Aim of the task >>
Quote the listing below in its entirety.

○ ○ ○

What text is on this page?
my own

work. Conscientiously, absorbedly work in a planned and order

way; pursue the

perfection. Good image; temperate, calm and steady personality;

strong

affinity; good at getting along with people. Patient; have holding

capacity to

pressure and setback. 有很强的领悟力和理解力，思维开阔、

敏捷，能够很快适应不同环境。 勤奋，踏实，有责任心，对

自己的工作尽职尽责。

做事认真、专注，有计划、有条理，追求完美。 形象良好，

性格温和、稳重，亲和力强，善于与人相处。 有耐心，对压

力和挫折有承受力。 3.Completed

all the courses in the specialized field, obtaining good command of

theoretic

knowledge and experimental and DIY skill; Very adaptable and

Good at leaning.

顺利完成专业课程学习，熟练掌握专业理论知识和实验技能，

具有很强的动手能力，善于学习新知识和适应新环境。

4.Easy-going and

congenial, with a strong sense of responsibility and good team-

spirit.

○ ○ ○

Solution below >>
What text is on this page?
my own

work. Conscientiously, absorbedly work in a planned and order

way; pursue the

perfection. Good image; temperate, calm and steady personality;

strong

affinity; good at getting along with people. Patient; have holding

capacity to

pressure and setback. 有很强的领悟力和理解力，思维开阔、

敏捷，能够很快适应不同环境。 勤奋，踏实，有责任心，对

自己的工作尽职尽责。

做事认真、专注，有计划、有条理，追求完美。 形象良好，

性格温和、稳重，亲和力强，善于与人相处。 有耐心，对压

力和挫折有承受力。 3.Completed

all the courses in the specialized field, obtaining good command of

theoretic

knowledge and experimental and DIY skill; Very adaptable and

Good at leaning.

顺利完成专业课程学习，熟练掌握专业理论知识和实验技能，

具有很强的动手能力，善于学习新知识和适应新环境。

4.Easy-going and

congenial, with a strong sense of responsibility and good team-

spirit.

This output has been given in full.